To be done: Look through the material below for "saturation". Copy every line that contains it.

++++++++++

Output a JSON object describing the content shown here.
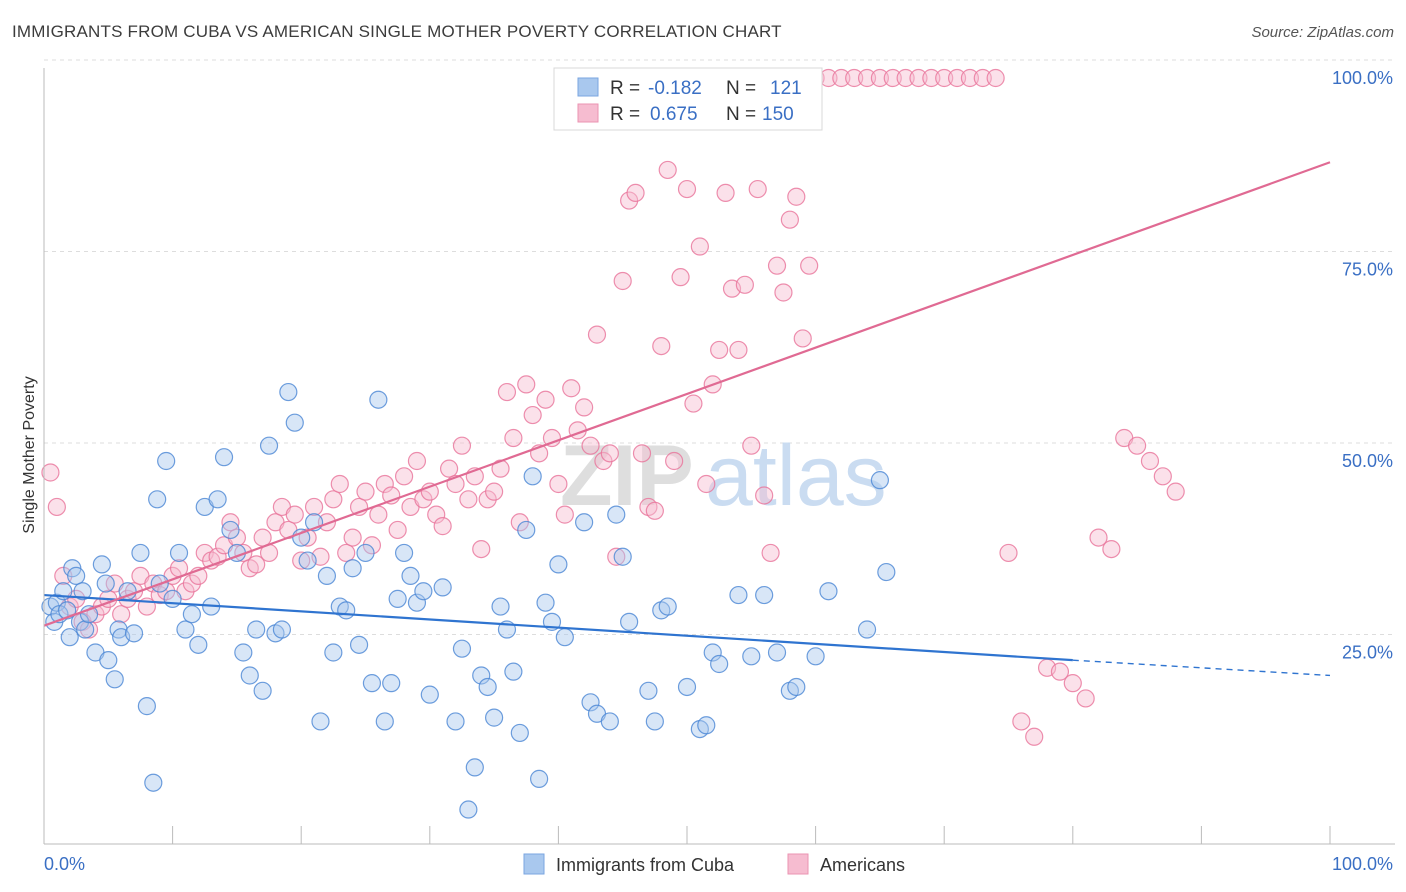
{
  "header": {
    "title": "IMMIGRANTS FROM CUBA VS AMERICAN SINGLE MOTHER POVERTY CORRELATION CHART",
    "source": "Source: ZipAtlas.com"
  },
  "watermark": {
    "zip": "ZIP",
    "atlas": "atlas"
  },
  "legend_top": {
    "r_label": "R =",
    "n_label": "N =",
    "rows": [
      {
        "r": "-0.182",
        "n": "121",
        "color": "#8fb8ea"
      },
      {
        "r": "0.675",
        "n": "150",
        "color": "#f4a8c0"
      }
    ]
  },
  "bottom_legend": [
    {
      "label": "Immigrants from Cuba",
      "color": "#8fb8ea"
    },
    {
      "label": "Americans",
      "color": "#f4a8c0"
    }
  ],
  "chart_data": {
    "type": "scatter",
    "ylabel": "Single Mother Poverty",
    "x_tick_labels": [
      "0.0%",
      "100.0%"
    ],
    "y_tick_labels": [
      "25.0%",
      "50.0%",
      "75.0%",
      "100.0%"
    ],
    "xlim": [
      0,
      100
    ],
    "ylim": [
      0,
      100
    ],
    "colors": {
      "cuba": "#4a86d4",
      "cuba_fill": "#a9c8ee",
      "americans": "#e8739a",
      "americans_fill": "#f6bcd0"
    },
    "series": [
      {
        "name": "Immigrants from Cuba",
        "r": -0.182,
        "n": 121,
        "trend": {
          "x0": 0,
          "y0": 32.5,
          "x1": 80,
          "y1": 24,
          "dash_to_x": 100,
          "dash_to_y": 22
        },
        "points": [
          [
            0.5,
            31
          ],
          [
            0.8,
            29
          ],
          [
            1,
            31.5
          ],
          [
            1.2,
            30
          ],
          [
            1.5,
            33
          ],
          [
            1.8,
            30.5
          ],
          [
            2,
            27
          ],
          [
            2.2,
            36
          ],
          [
            2.5,
            35
          ],
          [
            2.8,
            29
          ],
          [
            3,
            33
          ],
          [
            3.2,
            28
          ],
          [
            3.5,
            30
          ],
          [
            4,
            25
          ],
          [
            4.5,
            36.5
          ],
          [
            4.8,
            34
          ],
          [
            5,
            24
          ],
          [
            5.5,
            21.5
          ],
          [
            5.8,
            28
          ],
          [
            6,
            27
          ],
          [
            6.5,
            33
          ],
          [
            7,
            27.5
          ],
          [
            7.5,
            38
          ],
          [
            8,
            18
          ],
          [
            8.5,
            8
          ],
          [
            8.8,
            45
          ],
          [
            9,
            34
          ],
          [
            9.5,
            50
          ],
          [
            10,
            32
          ],
          [
            10.5,
            38
          ],
          [
            11,
            28
          ],
          [
            11.5,
            30
          ],
          [
            12,
            26
          ],
          [
            12.5,
            44
          ],
          [
            13,
            31
          ],
          [
            13.5,
            45
          ],
          [
            14,
            50.5
          ],
          [
            14.5,
            41
          ],
          [
            15,
            38
          ],
          [
            15.5,
            25
          ],
          [
            16,
            22
          ],
          [
            16.5,
            28
          ],
          [
            17,
            20
          ],
          [
            17.5,
            52
          ],
          [
            18,
            27.5
          ],
          [
            18.5,
            28
          ],
          [
            19,
            59
          ],
          [
            19.5,
            55
          ],
          [
            20,
            40
          ],
          [
            20.5,
            37
          ],
          [
            21,
            42
          ],
          [
            21.5,
            16
          ],
          [
            22,
            35
          ],
          [
            22.5,
            25
          ],
          [
            23,
            31
          ],
          [
            23.5,
            30.5
          ],
          [
            24,
            36
          ],
          [
            24.5,
            26
          ],
          [
            25,
            38
          ],
          [
            25.5,
            21
          ],
          [
            26,
            58
          ],
          [
            26.5,
            16
          ],
          [
            27,
            21
          ],
          [
            27.5,
            32
          ],
          [
            28,
            38
          ],
          [
            28.5,
            35
          ],
          [
            29,
            31.5
          ],
          [
            29.5,
            33
          ],
          [
            30,
            19.5
          ],
          [
            31,
            33.5
          ],
          [
            32,
            16
          ],
          [
            32.5,
            25.5
          ],
          [
            33,
            4.5
          ],
          [
            33.5,
            10
          ],
          [
            34,
            22
          ],
          [
            34.5,
            20.5
          ],
          [
            35,
            16.5
          ],
          [
            35.5,
            31
          ],
          [
            36,
            28
          ],
          [
            36.5,
            22.5
          ],
          [
            37,
            14.5
          ],
          [
            37.5,
            41
          ],
          [
            38,
            48
          ],
          [
            38.5,
            8.5
          ],
          [
            39,
            31.5
          ],
          [
            39.5,
            29
          ],
          [
            40,
            36.5
          ],
          [
            40.5,
            27
          ],
          [
            42,
            42
          ],
          [
            42.5,
            18.5
          ],
          [
            43,
            17
          ],
          [
            44,
            16
          ],
          [
            44.5,
            43
          ],
          [
            45,
            37.5
          ],
          [
            45.5,
            29
          ],
          [
            47,
            20
          ],
          [
            47.5,
            16
          ],
          [
            48,
            30.5
          ],
          [
            48.5,
            31
          ],
          [
            50,
            20.5
          ],
          [
            51,
            15
          ],
          [
            51.5,
            15.5
          ],
          [
            52,
            25
          ],
          [
            52.5,
            23.5
          ],
          [
            54,
            32.5
          ],
          [
            55,
            24.5
          ],
          [
            56,
            32.5
          ],
          [
            57,
            25
          ],
          [
            58,
            20
          ],
          [
            58.5,
            20.5
          ],
          [
            60,
            24.5
          ],
          [
            61,
            33
          ],
          [
            64,
            28
          ],
          [
            65,
            47.5
          ],
          [
            65.5,
            35.5
          ]
        ]
      },
      {
        "name": "Americans",
        "r": 0.675,
        "n": 150,
        "trend": {
          "x0": 0,
          "y0": 28.5,
          "x1": 100,
          "y1": 89
        },
        "points": [
          [
            0.5,
            48.5
          ],
          [
            1,
            44
          ],
          [
            1.5,
            35
          ],
          [
            2,
            31
          ],
          [
            2.5,
            32
          ],
          [
            3,
            29
          ],
          [
            3.5,
            28
          ],
          [
            4,
            30
          ],
          [
            4.5,
            31
          ],
          [
            5,
            32
          ],
          [
            5.5,
            34
          ],
          [
            6,
            30
          ],
          [
            6.5,
            32
          ],
          [
            7,
            33
          ],
          [
            7.5,
            35
          ],
          [
            8,
            31
          ],
          [
            8.5,
            34
          ],
          [
            9,
            32.5
          ],
          [
            9.5,
            33
          ],
          [
            10,
            35
          ],
          [
            10.5,
            36
          ],
          [
            11,
            33
          ],
          [
            11.5,
            34
          ],
          [
            12,
            35
          ],
          [
            12.5,
            38
          ],
          [
            13,
            37
          ],
          [
            13.5,
            37.5
          ],
          [
            14,
            39
          ],
          [
            14.5,
            42
          ],
          [
            15,
            40
          ],
          [
            15.5,
            38
          ],
          [
            16,
            36
          ],
          [
            16.5,
            36.5
          ],
          [
            17,
            40
          ],
          [
            17.5,
            38
          ],
          [
            18,
            42
          ],
          [
            18.5,
            44
          ],
          [
            19,
            41
          ],
          [
            19.5,
            43
          ],
          [
            20,
            37
          ],
          [
            20.5,
            40
          ],
          [
            21,
            44
          ],
          [
            21.5,
            37.5
          ],
          [
            22,
            42
          ],
          [
            22.5,
            45
          ],
          [
            23,
            47
          ],
          [
            23.5,
            38
          ],
          [
            24,
            40
          ],
          [
            24.5,
            44
          ],
          [
            25,
            46
          ],
          [
            25.5,
            39
          ],
          [
            26,
            43
          ],
          [
            26.5,
            47
          ],
          [
            27,
            45.5
          ],
          [
            27.5,
            41
          ],
          [
            28,
            48
          ],
          [
            28.5,
            44
          ],
          [
            29,
            50
          ],
          [
            29.5,
            45
          ],
          [
            30,
            46
          ],
          [
            30.5,
            43
          ],
          [
            31,
            41.5
          ],
          [
            31.5,
            49
          ],
          [
            32,
            47
          ],
          [
            32.5,
            52
          ],
          [
            33,
            45
          ],
          [
            33.5,
            48
          ],
          [
            34,
            38.5
          ],
          [
            34.5,
            45
          ],
          [
            35,
            46
          ],
          [
            35.5,
            49
          ],
          [
            36,
            59
          ],
          [
            36.5,
            53
          ],
          [
            37,
            42
          ],
          [
            37.5,
            60
          ],
          [
            38,
            56
          ],
          [
            38.5,
            51
          ],
          [
            39,
            58
          ],
          [
            39.5,
            53
          ],
          [
            40,
            47
          ],
          [
            40.5,
            43
          ],
          [
            41,
            59.5
          ],
          [
            41.5,
            54
          ],
          [
            42,
            57
          ],
          [
            42.5,
            52
          ],
          [
            43,
            66.5
          ],
          [
            43.5,
            50
          ],
          [
            44,
            51
          ],
          [
            44.5,
            37.5
          ],
          [
            45,
            73.5
          ],
          [
            45.5,
            84
          ],
          [
            46,
            85
          ],
          [
            46.5,
            51
          ],
          [
            47,
            44
          ],
          [
            47.5,
            43.5
          ],
          [
            48,
            65
          ],
          [
            48.5,
            88
          ],
          [
            49,
            50
          ],
          [
            49.5,
            74
          ],
          [
            50,
            85.5
          ],
          [
            50.5,
            57.5
          ],
          [
            51,
            78
          ],
          [
            51.5,
            47
          ],
          [
            52,
            60
          ],
          [
            52.5,
            64.5
          ],
          [
            53,
            85
          ],
          [
            53.5,
            72.5
          ],
          [
            54,
            64.5
          ],
          [
            54.5,
            73
          ],
          [
            55,
            52
          ],
          [
            55.5,
            85.5
          ],
          [
            56,
            45.5
          ],
          [
            56.5,
            38
          ],
          [
            57,
            75.5
          ],
          [
            57.5,
            72
          ],
          [
            58,
            81.5
          ],
          [
            58.5,
            84.5
          ],
          [
            59,
            66
          ],
          [
            59.5,
            75.5
          ],
          [
            60,
            100
          ],
          [
            61,
            100
          ],
          [
            62,
            100
          ],
          [
            63,
            100
          ],
          [
            64,
            100
          ],
          [
            65,
            100
          ],
          [
            66,
            100
          ],
          [
            67,
            100
          ],
          [
            68,
            100
          ],
          [
            69,
            100
          ],
          [
            70,
            100
          ],
          [
            71,
            100
          ],
          [
            72,
            100
          ],
          [
            73,
            100
          ],
          [
            74,
            100
          ],
          [
            75,
            38
          ],
          [
            76,
            16
          ],
          [
            77,
            14
          ],
          [
            78,
            23
          ],
          [
            79,
            22.5
          ],
          [
            80,
            21
          ],
          [
            81,
            19
          ],
          [
            82,
            40
          ],
          [
            83,
            38.5
          ],
          [
            84,
            53
          ],
          [
            85,
            52
          ],
          [
            86,
            50
          ],
          [
            87,
            48
          ],
          [
            88,
            46
          ]
        ]
      }
    ]
  }
}
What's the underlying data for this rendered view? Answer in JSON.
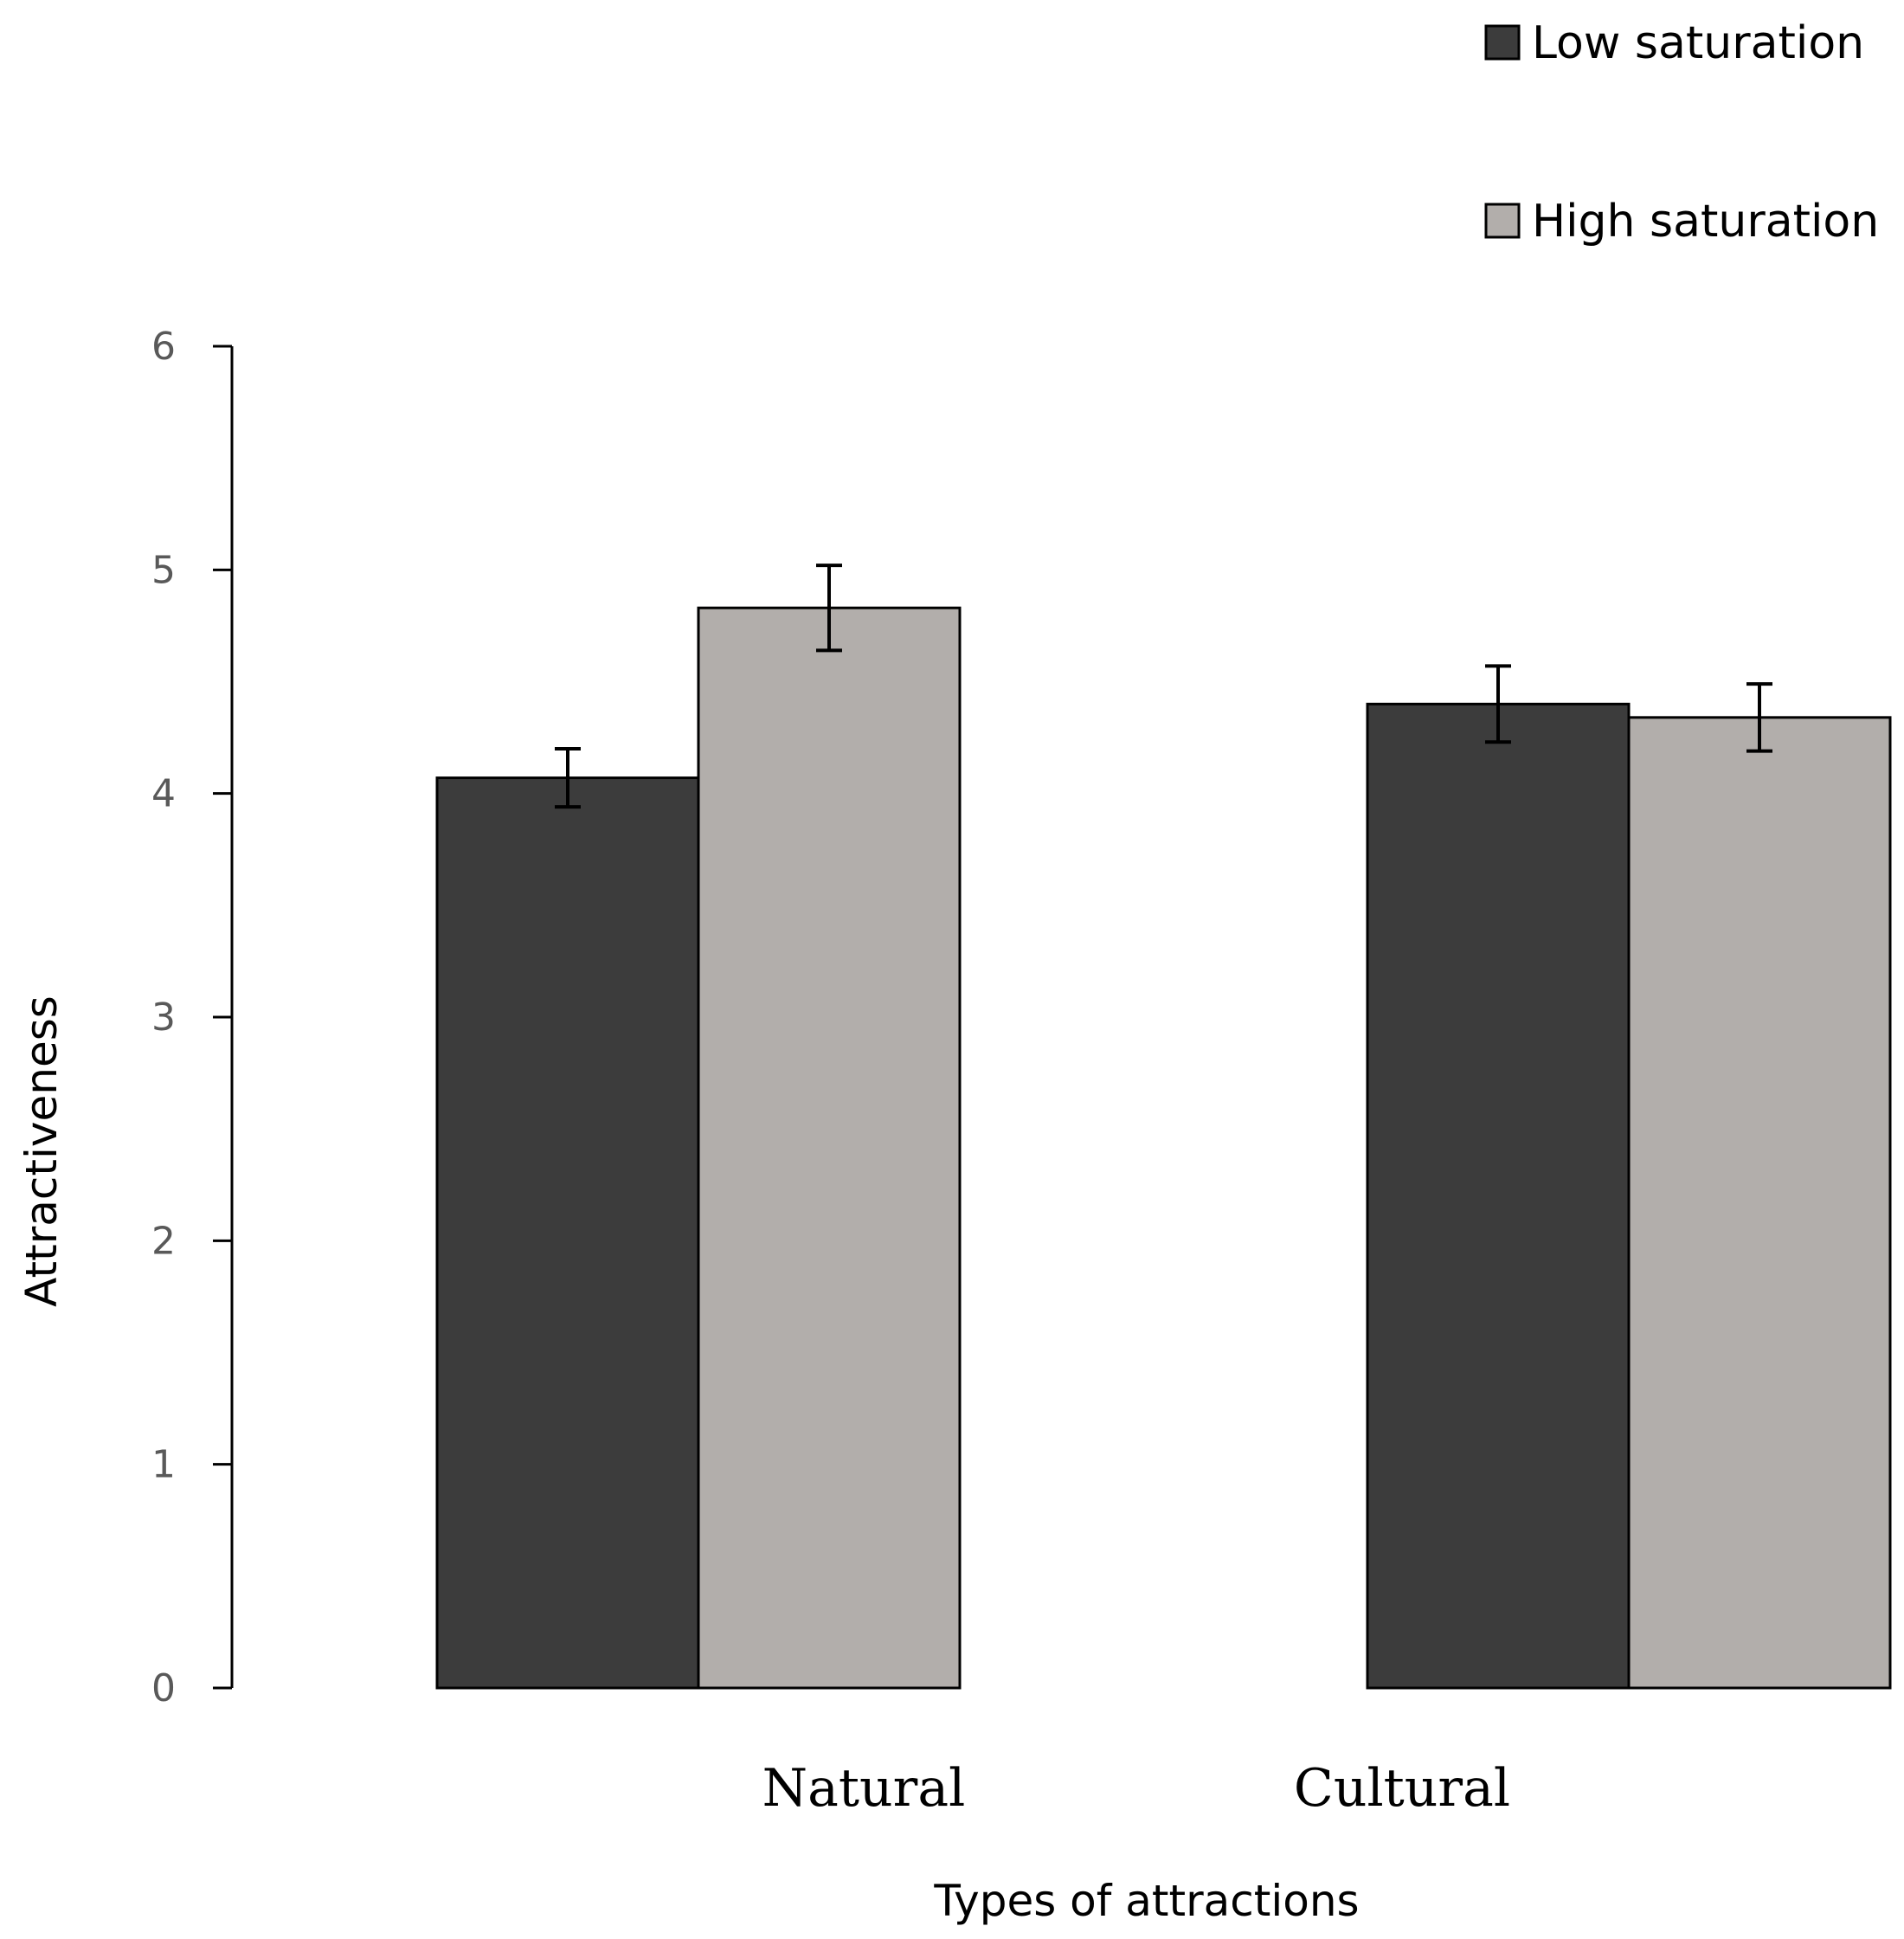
{
  "chart_data": {
    "type": "bar",
    "title": "",
    "xlabel": "Types of attractions",
    "ylabel": "Attractiveness",
    "ylim": [
      0,
      6
    ],
    "yticks": [
      "0",
      "1",
      "2",
      "3",
      "4",
      "5",
      "6"
    ],
    "grid": false,
    "legend_position": "top-right",
    "categories": [
      "Natural",
      "Cultural"
    ],
    "series": [
      {
        "name": "Low saturation",
        "color": "#3c3c3c",
        "values": [
          4.07,
          4.4
        ],
        "errors": [
          0.13,
          0.17
        ]
      },
      {
        "name": "High saturation",
        "color": "#b2aeab",
        "values": [
          4.83,
          4.34
        ],
        "errors": [
          0.19,
          0.15
        ]
      }
    ]
  }
}
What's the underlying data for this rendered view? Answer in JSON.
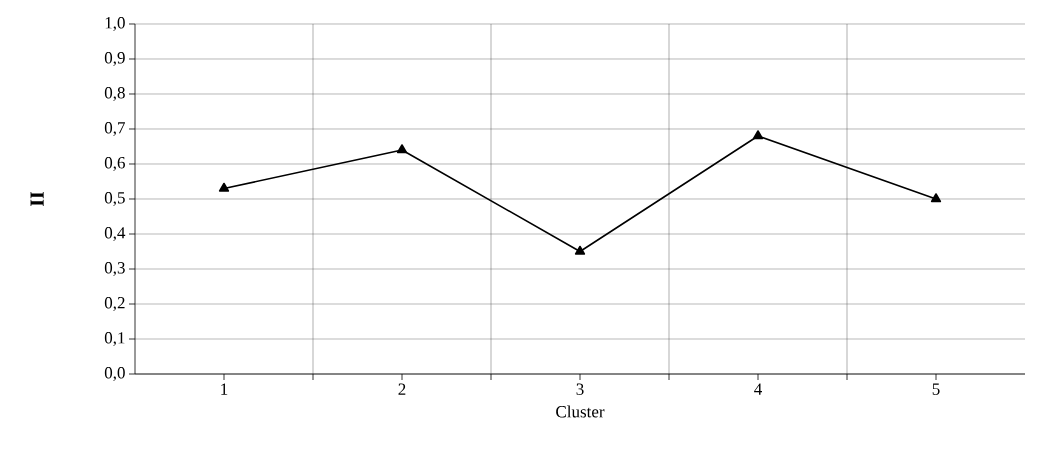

++++++++++

Answer for the task:
        "name": "Low saturation",
        "name": "High saturation",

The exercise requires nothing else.